## Aim of the exercise
Go through the listing and write out all of it exactly.

^^^^^^^^^^^^^^^^

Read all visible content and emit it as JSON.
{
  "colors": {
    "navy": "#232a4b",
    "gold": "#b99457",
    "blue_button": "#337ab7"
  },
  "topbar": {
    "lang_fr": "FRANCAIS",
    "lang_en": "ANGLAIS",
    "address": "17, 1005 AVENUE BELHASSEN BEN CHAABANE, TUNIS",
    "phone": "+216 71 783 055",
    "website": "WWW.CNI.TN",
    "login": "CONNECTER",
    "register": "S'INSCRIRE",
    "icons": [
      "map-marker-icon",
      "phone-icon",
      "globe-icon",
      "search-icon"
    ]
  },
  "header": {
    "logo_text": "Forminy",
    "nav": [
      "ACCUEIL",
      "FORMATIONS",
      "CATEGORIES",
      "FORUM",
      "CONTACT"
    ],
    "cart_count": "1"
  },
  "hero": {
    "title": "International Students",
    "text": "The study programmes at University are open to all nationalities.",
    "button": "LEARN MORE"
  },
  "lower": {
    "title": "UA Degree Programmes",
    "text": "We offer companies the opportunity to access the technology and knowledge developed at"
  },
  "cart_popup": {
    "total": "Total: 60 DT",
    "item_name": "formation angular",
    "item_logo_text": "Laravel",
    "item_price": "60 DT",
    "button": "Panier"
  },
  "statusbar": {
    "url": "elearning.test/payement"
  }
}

^^^^^^^^^^^^^^^^

## Answer to this task
Read all visible content and emit it as JSON.
{
  "colors": {
    "navy": "#232a4b",
    "gold": "#b99457",
    "blue_button": "#337ab7"
  },
  "topbar": {
    "lang_fr": "FRANCAIS",
    "lang_en": "ANGLAIS",
    "address": "17, 1005 AVENUE BELHASSEN BEN CHAABANE, TUNIS",
    "phone": "+216 71 783 055",
    "website": "WWW.CNI.TN",
    "login": "CONNECTER",
    "register": "S'INSCRIRE",
    "icons": [
      "map-marker-icon",
      "phone-icon",
      "globe-icon",
      "search-icon"
    ]
  },
  "header": {
    "logo_text": "Forminy",
    "nav": [
      "ACCUEIL",
      "FORMATIONS",
      "CATEGORIES",
      "FORUM",
      "CONTACT"
    ],
    "cart_count": "1"
  },
  "hero": {
    "title": "International Students",
    "text": "The study programmes at University are open to all nationalities.",
    "button": "LEARN MORE"
  },
  "lower": {
    "title": "UA Degree Programmes",
    "text": "We offer companies the opportunity to access the technology and knowledge developed at"
  },
  "cart_popup": {
    "total": "Total: 60 DT",
    "item_name": "formation angular",
    "item_logo_text": "Laravel",
    "item_price": "60 DT",
    "button": "Panier"
  },
  "statusbar": {
    "url": "elearning.test/payement"
  }
}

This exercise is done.